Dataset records
· · · ·
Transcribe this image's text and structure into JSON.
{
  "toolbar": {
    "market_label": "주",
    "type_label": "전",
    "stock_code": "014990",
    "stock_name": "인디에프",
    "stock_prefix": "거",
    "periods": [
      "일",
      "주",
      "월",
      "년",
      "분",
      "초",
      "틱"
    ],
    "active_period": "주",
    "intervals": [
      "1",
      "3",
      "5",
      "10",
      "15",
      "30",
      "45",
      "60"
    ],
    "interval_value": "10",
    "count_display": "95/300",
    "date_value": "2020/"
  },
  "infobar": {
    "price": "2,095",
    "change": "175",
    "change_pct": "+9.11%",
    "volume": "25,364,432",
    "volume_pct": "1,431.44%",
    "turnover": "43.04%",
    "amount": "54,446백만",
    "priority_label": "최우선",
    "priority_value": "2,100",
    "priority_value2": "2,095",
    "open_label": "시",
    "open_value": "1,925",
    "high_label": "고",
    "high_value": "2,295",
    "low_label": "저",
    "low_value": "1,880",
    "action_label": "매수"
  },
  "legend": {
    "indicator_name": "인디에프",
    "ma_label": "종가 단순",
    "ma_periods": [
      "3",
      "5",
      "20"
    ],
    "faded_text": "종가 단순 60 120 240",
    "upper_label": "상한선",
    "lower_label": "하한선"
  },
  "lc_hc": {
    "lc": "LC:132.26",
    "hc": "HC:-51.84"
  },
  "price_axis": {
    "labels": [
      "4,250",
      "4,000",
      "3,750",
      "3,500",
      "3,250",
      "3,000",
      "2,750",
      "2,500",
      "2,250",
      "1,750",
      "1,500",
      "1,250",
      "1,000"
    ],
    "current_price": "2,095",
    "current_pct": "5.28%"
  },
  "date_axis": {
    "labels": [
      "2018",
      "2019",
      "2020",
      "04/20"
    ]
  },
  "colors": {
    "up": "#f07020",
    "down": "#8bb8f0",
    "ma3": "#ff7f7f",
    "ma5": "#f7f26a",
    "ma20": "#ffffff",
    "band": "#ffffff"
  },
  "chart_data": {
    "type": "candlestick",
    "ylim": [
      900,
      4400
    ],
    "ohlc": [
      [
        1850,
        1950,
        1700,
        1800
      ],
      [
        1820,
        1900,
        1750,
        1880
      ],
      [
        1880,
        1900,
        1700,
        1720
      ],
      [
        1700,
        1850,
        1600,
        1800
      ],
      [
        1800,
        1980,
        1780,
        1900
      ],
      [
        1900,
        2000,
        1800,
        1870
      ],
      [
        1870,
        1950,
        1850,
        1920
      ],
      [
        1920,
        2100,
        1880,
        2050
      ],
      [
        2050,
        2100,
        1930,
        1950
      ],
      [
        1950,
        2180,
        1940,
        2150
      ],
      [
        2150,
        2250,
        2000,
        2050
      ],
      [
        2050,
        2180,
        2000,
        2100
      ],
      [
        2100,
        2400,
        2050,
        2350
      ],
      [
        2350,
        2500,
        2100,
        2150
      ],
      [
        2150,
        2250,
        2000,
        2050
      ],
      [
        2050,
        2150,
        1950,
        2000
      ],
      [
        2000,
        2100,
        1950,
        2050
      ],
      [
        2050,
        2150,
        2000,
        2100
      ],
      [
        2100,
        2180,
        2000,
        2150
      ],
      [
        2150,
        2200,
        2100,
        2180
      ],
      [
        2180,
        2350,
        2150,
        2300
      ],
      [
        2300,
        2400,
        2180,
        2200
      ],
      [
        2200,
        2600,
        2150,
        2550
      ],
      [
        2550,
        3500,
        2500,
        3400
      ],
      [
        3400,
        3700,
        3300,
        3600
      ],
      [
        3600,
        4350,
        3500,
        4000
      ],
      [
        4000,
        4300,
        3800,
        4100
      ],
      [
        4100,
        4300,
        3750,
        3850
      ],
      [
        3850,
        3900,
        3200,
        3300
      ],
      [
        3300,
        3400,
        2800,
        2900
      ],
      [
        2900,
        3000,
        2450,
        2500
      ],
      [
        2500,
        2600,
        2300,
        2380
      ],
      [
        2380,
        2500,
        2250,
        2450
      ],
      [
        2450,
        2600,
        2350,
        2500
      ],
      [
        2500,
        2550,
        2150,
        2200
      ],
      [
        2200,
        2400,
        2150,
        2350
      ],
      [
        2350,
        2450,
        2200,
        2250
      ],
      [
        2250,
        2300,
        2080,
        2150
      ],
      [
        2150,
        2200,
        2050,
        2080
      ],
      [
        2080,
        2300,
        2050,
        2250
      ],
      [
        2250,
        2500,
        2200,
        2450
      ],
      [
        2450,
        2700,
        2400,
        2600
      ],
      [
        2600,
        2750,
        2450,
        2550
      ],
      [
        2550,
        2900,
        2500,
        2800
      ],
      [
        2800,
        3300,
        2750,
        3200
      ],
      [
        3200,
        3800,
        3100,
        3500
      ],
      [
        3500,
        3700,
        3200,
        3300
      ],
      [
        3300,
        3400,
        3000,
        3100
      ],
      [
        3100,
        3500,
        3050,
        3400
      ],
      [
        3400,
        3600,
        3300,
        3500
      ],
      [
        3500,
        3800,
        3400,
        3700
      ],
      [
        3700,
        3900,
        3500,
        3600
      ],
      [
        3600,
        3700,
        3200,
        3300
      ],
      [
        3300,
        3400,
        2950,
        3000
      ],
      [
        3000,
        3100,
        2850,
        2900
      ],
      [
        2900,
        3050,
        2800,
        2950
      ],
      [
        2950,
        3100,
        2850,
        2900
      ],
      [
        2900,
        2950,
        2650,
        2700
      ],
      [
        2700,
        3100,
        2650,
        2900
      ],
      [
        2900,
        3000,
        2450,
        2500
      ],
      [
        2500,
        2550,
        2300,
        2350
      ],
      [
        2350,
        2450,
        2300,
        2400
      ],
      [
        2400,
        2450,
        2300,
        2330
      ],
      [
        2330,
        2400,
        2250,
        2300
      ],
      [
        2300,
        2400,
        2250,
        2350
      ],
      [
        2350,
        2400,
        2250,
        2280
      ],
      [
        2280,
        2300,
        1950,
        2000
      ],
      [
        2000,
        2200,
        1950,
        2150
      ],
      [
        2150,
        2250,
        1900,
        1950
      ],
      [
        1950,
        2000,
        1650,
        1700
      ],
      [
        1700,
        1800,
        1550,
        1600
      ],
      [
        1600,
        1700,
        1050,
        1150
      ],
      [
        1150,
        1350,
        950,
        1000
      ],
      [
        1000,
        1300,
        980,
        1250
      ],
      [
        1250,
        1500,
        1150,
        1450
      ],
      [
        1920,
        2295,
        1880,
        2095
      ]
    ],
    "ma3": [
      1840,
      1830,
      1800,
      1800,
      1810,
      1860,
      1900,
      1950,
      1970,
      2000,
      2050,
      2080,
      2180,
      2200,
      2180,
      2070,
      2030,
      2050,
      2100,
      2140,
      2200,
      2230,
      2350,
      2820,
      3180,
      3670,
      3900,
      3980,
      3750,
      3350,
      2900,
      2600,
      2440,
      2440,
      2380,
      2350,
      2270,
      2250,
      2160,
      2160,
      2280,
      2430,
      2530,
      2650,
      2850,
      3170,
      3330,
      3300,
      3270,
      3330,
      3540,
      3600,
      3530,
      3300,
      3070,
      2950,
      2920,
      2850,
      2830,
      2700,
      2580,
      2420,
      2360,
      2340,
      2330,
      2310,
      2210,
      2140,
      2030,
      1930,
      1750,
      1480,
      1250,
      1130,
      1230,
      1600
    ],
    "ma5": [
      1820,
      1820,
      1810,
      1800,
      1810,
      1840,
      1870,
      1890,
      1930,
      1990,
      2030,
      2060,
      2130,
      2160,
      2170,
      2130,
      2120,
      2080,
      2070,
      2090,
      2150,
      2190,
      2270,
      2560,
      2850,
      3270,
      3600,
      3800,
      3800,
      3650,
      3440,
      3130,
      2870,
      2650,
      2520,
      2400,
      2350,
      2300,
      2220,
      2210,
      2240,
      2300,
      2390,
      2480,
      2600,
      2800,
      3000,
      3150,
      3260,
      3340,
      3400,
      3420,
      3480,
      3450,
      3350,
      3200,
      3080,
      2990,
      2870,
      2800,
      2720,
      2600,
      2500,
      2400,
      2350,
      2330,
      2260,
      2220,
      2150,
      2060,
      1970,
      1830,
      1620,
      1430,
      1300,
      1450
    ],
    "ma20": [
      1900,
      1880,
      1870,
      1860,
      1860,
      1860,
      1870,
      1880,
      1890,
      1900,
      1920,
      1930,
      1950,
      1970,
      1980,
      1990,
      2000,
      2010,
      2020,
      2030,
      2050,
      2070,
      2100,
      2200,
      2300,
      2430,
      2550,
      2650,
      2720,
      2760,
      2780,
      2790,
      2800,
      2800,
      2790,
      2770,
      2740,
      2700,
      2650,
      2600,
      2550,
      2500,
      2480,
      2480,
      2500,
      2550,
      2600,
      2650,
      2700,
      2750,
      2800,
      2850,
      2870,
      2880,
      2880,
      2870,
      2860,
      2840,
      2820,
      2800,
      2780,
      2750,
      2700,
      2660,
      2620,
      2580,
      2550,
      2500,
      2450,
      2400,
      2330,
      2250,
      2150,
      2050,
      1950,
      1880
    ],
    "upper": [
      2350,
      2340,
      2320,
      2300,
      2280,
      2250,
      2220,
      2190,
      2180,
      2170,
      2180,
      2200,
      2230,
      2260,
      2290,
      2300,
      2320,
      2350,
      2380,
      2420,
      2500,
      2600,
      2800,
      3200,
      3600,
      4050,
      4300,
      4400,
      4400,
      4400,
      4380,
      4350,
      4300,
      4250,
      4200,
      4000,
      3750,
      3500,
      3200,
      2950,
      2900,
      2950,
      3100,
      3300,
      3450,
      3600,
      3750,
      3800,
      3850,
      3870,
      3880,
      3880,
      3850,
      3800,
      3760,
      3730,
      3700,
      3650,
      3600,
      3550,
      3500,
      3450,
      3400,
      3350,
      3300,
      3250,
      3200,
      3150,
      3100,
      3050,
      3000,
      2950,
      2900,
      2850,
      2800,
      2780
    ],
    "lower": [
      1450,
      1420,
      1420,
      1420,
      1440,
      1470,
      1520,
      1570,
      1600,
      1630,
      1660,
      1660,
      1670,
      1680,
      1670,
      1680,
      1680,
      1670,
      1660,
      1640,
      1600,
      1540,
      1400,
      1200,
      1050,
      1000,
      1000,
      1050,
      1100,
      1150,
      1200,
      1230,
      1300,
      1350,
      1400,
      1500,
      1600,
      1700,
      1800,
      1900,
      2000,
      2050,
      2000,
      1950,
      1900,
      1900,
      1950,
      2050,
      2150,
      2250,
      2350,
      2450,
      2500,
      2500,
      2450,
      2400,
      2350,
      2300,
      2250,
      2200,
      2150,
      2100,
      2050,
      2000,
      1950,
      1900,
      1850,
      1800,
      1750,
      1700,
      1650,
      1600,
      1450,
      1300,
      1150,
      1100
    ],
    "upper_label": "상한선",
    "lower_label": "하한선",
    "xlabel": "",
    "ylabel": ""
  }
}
· · · ·
WHAT IS BEING ASKED: Copy out every line from the data above that has "인디에프" in it.

REPLY:
    "stock_name": "인디에프",
    "indicator_name": "인디에프",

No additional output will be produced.